__What is required__: Among the entries that follow, find every line with the word "legend" and list it.

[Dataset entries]
- - - - - - -

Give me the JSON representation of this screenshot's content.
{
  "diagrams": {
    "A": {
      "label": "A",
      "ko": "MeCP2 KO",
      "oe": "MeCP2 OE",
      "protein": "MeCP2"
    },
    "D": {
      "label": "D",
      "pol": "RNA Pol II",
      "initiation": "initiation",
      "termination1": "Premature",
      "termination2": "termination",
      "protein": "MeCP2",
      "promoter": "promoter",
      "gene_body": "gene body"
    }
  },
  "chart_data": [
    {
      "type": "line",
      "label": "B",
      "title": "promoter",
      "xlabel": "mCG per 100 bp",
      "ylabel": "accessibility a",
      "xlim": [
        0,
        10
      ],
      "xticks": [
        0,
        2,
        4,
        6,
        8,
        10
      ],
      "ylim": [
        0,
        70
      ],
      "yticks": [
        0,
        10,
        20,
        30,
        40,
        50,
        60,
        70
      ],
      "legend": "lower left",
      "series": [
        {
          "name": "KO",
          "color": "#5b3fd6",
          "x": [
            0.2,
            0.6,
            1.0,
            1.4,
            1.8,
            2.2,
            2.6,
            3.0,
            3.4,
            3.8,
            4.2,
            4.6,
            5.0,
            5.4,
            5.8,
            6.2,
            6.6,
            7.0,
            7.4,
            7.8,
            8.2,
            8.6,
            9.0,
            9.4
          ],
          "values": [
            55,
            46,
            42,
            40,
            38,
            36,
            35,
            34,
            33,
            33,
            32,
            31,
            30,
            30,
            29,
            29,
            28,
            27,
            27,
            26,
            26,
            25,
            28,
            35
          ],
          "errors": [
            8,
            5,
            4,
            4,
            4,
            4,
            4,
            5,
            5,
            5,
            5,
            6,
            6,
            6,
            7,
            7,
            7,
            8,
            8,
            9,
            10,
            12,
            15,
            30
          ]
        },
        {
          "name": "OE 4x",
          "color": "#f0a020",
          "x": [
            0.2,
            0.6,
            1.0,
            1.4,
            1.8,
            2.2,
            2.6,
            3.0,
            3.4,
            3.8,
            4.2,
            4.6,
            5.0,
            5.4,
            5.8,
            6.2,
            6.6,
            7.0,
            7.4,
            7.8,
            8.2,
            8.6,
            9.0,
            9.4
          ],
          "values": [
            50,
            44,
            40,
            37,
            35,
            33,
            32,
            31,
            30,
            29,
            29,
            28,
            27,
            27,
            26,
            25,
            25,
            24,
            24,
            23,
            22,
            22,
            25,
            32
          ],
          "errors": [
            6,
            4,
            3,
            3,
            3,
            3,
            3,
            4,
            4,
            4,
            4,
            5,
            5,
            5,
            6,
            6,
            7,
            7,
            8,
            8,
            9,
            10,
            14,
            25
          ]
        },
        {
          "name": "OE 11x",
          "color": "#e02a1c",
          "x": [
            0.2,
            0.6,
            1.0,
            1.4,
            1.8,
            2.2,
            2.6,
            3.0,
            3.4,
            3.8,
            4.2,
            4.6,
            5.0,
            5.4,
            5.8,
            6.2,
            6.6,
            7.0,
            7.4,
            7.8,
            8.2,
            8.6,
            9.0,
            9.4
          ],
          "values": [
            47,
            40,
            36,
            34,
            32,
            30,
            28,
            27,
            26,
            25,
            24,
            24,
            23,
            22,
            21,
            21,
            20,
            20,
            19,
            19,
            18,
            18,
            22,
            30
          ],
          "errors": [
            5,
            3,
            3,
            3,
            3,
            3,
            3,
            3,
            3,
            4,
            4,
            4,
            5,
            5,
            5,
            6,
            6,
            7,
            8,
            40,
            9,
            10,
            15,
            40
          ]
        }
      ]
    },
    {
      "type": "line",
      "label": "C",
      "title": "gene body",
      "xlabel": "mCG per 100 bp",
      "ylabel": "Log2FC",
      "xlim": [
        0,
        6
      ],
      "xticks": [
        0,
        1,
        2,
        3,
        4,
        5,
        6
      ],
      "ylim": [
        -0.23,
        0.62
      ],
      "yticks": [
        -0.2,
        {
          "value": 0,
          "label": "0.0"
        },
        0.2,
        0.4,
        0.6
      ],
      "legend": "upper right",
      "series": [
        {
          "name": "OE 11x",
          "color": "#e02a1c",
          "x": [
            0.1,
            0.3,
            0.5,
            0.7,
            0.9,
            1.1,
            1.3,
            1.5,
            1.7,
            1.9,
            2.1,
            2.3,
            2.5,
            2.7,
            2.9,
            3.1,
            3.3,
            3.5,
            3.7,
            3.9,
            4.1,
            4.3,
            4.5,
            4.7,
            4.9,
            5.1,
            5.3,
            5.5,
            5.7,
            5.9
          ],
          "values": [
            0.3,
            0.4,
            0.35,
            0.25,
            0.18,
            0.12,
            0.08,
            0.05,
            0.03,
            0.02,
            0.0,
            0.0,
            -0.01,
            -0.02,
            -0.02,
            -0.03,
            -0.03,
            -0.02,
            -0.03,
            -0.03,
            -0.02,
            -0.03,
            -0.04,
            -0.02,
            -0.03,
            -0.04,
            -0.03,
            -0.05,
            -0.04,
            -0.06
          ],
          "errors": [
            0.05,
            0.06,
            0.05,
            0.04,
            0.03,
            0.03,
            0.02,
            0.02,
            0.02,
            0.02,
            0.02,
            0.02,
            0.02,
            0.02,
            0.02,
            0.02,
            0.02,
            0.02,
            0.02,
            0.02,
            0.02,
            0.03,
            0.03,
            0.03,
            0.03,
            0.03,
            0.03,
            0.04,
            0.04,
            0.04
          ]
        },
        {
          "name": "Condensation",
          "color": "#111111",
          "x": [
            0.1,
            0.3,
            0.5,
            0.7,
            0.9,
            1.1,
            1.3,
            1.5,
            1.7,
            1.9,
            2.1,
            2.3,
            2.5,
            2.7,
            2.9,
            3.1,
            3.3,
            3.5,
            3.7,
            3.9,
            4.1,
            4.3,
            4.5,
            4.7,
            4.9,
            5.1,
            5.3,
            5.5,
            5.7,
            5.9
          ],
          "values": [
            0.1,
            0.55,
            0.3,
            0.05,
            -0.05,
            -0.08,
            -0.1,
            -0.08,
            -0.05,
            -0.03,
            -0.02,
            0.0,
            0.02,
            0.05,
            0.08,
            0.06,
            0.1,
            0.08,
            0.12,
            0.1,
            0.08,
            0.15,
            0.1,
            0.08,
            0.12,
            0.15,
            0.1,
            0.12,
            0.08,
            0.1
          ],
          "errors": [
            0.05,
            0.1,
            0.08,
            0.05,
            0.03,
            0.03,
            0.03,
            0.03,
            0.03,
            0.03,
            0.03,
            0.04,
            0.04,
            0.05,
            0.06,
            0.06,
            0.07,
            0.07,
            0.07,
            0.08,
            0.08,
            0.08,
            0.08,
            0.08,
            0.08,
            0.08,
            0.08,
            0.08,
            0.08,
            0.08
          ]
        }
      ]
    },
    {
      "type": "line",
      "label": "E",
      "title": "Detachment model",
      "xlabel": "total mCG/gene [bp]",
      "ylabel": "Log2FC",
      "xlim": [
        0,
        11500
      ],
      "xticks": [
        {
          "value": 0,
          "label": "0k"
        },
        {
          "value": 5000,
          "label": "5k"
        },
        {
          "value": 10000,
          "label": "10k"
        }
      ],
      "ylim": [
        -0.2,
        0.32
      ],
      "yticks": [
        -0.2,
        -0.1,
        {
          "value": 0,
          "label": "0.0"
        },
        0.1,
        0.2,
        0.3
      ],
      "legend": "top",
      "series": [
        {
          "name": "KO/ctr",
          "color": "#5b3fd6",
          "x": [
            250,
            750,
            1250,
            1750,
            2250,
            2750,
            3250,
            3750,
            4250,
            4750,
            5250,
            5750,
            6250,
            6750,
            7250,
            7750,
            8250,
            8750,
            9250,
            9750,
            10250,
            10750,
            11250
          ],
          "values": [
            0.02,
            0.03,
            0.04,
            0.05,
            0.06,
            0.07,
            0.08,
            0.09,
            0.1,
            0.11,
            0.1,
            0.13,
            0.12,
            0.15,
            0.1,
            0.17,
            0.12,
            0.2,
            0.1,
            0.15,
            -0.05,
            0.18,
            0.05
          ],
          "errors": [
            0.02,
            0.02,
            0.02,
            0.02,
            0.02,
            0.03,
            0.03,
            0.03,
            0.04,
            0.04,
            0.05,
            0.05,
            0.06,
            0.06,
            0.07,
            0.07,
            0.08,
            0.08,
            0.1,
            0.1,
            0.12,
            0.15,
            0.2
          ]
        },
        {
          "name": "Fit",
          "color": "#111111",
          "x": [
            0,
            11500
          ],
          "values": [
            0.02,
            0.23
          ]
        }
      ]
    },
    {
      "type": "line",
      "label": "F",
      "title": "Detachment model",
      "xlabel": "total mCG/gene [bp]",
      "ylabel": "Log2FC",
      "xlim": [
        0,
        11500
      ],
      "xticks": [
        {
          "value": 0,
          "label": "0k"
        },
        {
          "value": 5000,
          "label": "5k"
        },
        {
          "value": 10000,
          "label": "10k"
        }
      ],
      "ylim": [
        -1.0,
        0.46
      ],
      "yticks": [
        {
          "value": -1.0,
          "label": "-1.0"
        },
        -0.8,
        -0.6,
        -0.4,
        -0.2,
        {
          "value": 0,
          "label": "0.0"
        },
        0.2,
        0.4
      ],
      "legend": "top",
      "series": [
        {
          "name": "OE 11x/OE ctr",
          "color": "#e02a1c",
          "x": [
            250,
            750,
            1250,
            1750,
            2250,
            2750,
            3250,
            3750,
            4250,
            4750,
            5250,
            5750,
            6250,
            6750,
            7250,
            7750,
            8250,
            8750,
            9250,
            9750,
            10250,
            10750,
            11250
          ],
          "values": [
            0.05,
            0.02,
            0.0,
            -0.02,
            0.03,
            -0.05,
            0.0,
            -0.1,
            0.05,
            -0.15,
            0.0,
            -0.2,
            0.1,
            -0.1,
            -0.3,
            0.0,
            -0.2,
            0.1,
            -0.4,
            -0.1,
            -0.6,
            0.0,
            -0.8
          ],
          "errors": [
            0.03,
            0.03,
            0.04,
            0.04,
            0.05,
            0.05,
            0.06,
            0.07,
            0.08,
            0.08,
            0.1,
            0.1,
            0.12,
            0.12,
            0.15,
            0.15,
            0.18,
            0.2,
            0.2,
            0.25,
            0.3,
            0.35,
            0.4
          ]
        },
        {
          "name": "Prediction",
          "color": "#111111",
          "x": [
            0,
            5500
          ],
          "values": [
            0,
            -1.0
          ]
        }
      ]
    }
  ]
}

- - - - - - -

__Exercise result__:
      "legend": "lower left",
      "legend": "upper right",
      "legend": "top",
      "legend": "top",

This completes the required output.